▶ _WHAT YOU NEED TO DO_
**a.** Transcribe the part of the email excerpt about map reversions starting at "On Thu, Feb" and ending at "were deleted completely).".
**b.** Summarize the email excerpt about map reversions in three sentences.

▶ _EXCERPT_
==*==

Also, if a particular user's changes are going to be rolled back, this needs to 
include not only undoing things they added or changed but also undoing 
deletions.

-------Original Email-------
Subject :Re: [OSM-talk] collateral damage (was: What the license change isgoing 
to do to the map)
>From  :mailto:[email protected]
Date  :Thu Feb 10 07:28:23 America/Chicago 2011


On Thu, Feb 10, 2011 at 8:20 AM, Anthony <[email protected]> wrote:
> Here's what happened.  Grand plaza was mapped as one single building.
> I deleted that one building in order to map it as 3 separate
> buildings, because that's essentially what it is (3 buildings, with a
> shared roof/awning/whatever).  So when the reversion took place, the 3
> buildings were deleted completely).

Basically, the same thing that happened with Ehrlich Road, which was a
single road which I deleted to change into a dual carriageway.

==*==

▶ _EXCERPTED DATA_
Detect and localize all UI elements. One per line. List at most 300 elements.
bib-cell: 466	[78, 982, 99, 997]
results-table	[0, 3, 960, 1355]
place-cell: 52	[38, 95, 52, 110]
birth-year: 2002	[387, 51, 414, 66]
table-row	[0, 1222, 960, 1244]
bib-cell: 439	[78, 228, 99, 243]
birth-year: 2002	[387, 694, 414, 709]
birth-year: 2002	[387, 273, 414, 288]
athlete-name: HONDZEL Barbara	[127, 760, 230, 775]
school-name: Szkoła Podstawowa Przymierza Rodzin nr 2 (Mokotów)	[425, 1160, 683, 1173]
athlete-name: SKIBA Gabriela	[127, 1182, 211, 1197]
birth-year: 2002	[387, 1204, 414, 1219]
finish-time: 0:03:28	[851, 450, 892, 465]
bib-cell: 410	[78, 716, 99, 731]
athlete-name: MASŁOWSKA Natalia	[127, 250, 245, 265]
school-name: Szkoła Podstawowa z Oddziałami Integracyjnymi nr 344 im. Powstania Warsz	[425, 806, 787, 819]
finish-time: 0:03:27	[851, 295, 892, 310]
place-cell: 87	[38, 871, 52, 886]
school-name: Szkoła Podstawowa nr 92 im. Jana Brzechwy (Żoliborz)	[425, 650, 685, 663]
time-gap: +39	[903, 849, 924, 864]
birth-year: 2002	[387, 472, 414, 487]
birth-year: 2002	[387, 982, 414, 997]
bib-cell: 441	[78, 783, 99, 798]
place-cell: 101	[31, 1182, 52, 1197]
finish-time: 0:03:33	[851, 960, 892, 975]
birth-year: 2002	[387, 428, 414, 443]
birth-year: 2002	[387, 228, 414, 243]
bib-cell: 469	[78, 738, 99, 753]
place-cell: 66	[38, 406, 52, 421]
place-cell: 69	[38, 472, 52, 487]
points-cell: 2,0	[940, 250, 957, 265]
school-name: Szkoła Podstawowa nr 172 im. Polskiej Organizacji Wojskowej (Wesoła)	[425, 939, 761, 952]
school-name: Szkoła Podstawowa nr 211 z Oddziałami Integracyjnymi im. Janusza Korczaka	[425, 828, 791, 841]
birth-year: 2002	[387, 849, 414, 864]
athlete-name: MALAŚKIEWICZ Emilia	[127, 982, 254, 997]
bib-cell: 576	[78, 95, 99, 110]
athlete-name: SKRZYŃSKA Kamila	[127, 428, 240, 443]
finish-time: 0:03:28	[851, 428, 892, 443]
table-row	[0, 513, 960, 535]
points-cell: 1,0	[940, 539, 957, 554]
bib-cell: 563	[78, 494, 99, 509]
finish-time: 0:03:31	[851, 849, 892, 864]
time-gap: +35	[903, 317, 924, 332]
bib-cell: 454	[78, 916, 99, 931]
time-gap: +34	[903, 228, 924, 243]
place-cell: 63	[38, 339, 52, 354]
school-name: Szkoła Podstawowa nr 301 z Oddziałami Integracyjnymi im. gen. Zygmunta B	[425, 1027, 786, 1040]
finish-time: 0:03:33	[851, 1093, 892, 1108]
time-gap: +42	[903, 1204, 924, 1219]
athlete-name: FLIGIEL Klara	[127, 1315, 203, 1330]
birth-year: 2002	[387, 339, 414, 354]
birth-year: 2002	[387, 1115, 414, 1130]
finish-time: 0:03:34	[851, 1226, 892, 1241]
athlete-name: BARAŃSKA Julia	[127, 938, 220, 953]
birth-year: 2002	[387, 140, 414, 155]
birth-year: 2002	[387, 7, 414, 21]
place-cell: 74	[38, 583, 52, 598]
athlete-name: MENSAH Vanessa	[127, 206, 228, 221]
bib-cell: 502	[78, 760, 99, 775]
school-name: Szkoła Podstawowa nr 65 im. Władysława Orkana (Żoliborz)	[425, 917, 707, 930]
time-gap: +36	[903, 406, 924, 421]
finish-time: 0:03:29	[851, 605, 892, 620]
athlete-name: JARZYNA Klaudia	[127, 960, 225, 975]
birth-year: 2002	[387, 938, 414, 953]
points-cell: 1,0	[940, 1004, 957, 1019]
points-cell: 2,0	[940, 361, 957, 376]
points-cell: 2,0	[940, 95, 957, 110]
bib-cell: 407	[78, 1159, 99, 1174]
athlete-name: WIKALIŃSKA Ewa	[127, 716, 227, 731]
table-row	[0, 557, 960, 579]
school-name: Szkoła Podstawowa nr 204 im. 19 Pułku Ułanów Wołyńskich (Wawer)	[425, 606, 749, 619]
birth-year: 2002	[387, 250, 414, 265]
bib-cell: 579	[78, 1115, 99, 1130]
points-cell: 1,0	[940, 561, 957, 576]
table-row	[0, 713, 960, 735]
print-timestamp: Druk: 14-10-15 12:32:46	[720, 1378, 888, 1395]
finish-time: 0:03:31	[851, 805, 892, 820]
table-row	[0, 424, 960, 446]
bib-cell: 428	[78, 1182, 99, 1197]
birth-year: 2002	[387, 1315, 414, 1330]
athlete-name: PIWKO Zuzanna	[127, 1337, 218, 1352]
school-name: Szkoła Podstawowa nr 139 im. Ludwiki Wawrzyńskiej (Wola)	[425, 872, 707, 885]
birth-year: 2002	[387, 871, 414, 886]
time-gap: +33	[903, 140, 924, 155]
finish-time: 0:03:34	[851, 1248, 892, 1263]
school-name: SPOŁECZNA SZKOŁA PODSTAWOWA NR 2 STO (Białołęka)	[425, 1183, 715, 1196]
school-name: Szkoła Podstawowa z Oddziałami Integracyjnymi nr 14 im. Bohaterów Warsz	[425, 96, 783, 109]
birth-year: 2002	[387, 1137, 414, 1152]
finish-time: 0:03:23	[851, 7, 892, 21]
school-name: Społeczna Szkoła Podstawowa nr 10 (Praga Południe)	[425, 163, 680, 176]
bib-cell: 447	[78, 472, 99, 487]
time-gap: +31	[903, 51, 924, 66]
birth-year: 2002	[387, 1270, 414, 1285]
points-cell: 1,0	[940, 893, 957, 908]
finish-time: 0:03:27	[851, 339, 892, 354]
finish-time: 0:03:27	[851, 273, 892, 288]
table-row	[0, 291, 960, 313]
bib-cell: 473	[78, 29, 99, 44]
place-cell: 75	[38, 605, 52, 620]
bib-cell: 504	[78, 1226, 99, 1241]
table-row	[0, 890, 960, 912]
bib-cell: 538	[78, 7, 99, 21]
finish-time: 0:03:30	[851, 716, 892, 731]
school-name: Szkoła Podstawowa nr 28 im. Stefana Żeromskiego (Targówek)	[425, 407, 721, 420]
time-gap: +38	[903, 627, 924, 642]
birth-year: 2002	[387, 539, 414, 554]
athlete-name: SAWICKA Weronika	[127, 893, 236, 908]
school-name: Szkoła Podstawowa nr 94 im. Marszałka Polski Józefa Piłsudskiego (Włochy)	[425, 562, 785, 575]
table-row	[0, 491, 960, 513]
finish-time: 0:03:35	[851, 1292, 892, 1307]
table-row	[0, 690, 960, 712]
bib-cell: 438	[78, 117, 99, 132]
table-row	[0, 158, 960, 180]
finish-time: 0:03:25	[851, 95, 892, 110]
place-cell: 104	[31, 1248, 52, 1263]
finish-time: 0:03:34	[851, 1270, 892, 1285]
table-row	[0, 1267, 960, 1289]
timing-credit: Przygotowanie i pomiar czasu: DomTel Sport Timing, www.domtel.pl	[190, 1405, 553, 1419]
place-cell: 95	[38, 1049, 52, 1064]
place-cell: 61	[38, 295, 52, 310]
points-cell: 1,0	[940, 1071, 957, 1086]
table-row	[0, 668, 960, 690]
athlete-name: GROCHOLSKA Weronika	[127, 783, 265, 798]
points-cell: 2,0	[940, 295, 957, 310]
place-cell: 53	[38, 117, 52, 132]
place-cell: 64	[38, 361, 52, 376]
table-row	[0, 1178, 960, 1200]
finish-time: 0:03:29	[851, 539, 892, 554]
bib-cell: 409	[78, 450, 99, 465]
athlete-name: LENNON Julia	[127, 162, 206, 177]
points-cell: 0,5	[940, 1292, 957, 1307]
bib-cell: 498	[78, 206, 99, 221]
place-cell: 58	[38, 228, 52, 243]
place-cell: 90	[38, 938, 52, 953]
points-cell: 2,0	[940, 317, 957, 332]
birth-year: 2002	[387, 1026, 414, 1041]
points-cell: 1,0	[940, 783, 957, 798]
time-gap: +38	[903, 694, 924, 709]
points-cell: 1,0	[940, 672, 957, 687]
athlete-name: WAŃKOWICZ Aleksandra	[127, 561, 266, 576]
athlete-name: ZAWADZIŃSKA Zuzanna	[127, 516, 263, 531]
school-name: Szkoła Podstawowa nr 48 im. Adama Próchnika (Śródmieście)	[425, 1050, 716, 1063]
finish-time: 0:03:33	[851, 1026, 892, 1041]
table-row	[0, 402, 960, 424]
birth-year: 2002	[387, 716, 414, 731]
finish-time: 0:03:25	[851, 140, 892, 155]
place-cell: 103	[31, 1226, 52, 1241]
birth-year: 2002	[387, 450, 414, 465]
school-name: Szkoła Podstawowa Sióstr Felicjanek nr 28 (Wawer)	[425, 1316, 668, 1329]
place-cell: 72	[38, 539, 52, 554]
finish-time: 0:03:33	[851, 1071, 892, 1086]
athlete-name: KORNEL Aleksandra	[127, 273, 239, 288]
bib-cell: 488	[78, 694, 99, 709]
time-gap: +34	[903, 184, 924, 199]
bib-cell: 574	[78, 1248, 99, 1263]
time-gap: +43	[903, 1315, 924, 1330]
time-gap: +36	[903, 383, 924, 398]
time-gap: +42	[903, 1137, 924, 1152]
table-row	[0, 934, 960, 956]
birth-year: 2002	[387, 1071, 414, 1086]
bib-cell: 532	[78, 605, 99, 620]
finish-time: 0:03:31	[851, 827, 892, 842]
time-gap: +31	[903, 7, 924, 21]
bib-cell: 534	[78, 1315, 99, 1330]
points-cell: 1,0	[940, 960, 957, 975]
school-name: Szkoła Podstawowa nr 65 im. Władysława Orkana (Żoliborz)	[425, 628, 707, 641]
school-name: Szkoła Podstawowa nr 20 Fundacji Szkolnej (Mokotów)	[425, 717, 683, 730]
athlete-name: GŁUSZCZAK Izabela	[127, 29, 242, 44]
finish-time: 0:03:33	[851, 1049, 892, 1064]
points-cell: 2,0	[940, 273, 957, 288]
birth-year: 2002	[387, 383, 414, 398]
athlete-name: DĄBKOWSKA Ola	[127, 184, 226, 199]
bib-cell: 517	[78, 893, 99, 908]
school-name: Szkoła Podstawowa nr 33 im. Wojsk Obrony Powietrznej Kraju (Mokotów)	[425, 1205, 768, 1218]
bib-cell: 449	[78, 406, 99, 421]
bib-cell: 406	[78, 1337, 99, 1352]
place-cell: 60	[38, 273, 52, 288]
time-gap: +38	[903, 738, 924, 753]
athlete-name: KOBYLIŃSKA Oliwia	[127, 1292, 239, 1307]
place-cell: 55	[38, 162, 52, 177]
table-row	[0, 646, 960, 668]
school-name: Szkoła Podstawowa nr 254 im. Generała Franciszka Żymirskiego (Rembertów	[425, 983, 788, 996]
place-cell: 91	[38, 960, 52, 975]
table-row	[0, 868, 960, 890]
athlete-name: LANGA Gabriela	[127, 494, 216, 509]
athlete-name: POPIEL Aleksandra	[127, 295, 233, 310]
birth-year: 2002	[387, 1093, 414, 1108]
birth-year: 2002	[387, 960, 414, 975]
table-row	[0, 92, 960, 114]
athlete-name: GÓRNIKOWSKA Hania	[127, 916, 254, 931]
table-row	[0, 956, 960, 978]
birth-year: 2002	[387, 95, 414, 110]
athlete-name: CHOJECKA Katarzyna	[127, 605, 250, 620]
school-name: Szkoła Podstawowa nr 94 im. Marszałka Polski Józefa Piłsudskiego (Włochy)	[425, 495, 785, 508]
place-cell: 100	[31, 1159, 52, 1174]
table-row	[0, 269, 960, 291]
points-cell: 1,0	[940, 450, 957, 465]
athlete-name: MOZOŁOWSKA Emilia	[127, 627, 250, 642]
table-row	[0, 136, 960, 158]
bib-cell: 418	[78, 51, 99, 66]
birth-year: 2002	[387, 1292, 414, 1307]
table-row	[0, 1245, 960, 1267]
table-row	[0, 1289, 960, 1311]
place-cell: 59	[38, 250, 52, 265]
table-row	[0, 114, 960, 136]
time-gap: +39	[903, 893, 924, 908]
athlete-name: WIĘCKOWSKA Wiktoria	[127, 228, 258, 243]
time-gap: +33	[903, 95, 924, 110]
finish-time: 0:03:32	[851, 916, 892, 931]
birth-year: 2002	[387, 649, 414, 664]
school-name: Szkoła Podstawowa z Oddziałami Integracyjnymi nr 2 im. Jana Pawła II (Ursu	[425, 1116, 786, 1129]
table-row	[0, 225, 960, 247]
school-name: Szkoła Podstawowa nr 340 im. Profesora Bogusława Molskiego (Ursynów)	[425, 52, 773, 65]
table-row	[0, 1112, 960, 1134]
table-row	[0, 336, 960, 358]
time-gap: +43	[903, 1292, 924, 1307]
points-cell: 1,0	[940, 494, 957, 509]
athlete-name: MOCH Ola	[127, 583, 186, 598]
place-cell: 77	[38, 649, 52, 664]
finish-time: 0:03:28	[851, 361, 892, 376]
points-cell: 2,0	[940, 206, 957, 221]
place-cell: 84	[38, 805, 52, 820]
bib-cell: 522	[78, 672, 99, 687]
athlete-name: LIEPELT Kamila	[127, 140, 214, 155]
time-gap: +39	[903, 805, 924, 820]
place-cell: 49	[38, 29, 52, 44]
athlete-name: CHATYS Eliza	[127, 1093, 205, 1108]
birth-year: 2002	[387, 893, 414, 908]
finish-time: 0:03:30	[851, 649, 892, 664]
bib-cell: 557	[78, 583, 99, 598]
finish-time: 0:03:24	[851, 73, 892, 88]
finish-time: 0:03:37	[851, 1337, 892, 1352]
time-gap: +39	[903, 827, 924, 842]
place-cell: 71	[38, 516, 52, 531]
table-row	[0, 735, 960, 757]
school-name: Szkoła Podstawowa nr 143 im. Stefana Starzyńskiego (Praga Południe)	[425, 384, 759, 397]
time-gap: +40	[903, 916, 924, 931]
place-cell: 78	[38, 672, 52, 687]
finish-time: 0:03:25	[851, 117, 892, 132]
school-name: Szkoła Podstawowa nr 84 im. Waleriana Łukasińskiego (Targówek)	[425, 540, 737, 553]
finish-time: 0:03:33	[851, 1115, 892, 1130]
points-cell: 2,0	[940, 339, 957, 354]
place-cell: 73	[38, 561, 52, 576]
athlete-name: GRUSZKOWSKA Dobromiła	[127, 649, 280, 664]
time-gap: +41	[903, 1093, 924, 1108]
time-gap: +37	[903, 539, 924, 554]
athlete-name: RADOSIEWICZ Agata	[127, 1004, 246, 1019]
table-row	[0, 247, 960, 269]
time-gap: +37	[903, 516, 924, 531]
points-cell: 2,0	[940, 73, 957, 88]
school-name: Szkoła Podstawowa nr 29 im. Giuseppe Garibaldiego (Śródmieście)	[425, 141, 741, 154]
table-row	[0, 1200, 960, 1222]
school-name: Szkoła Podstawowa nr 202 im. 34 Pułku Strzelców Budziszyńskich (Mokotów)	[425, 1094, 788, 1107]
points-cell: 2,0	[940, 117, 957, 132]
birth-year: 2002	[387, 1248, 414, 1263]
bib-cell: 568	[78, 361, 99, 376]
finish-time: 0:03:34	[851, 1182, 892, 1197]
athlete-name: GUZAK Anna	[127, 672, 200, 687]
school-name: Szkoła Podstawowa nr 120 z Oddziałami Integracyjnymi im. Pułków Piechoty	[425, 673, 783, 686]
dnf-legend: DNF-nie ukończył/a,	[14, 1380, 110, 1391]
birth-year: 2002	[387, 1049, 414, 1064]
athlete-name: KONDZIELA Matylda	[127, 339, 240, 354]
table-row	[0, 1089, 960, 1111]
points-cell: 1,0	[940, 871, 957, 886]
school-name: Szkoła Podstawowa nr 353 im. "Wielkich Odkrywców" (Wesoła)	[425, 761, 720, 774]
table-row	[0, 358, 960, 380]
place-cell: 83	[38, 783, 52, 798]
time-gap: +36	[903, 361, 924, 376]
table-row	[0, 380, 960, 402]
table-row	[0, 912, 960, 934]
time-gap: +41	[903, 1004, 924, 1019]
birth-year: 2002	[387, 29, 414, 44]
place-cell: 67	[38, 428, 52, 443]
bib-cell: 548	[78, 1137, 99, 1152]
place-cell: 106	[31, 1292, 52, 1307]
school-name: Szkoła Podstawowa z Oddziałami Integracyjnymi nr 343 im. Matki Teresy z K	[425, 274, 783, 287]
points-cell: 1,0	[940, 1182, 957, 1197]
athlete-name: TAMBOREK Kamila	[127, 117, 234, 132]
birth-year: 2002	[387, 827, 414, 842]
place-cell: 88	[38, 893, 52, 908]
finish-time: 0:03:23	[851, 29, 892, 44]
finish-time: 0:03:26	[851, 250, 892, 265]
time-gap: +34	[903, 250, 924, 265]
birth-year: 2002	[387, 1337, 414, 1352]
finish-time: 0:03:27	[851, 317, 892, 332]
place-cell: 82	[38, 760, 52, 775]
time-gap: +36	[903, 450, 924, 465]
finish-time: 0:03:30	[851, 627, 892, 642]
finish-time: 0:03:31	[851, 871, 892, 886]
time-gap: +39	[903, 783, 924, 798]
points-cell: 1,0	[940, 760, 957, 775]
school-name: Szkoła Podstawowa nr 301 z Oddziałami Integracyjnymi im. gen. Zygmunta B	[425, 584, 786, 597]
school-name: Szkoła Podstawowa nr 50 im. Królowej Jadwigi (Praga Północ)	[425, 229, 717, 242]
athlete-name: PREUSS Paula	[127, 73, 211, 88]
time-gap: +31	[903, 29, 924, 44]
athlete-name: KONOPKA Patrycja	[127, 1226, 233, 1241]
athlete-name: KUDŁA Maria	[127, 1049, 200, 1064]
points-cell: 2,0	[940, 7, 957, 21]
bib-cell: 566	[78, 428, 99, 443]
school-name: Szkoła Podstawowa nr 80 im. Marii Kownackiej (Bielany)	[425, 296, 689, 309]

==*==

▶ _RESULTS BY TASK_
**a.**
On Thu, Feb 10, 2011 at 8:20 AM, Anthony <[email protected]> wrote:
> Here's what happened.  Grand plaza was mapped as one single building.
> I deleted that one building in order to map it as 3 separate
> buildings, because that's essentially what it is (3 buildings, with a
> shared roof/awning/whatever).  So when the reversion took place, the 3
> buildings were deleted completely).

**b.** Rolling back a particular user's changes needs to undo their deletions as well as what they added or changed. In a quoted message, Anthony explains that Grand plaza had been mapped as one building, which he deleted to map it as 3 separate buildings, and the reversion then deleted those 3 buildings completely. The reply says the same thing happened with Ehrlich Road, a single road that was deleted to change it into a dual carriageway.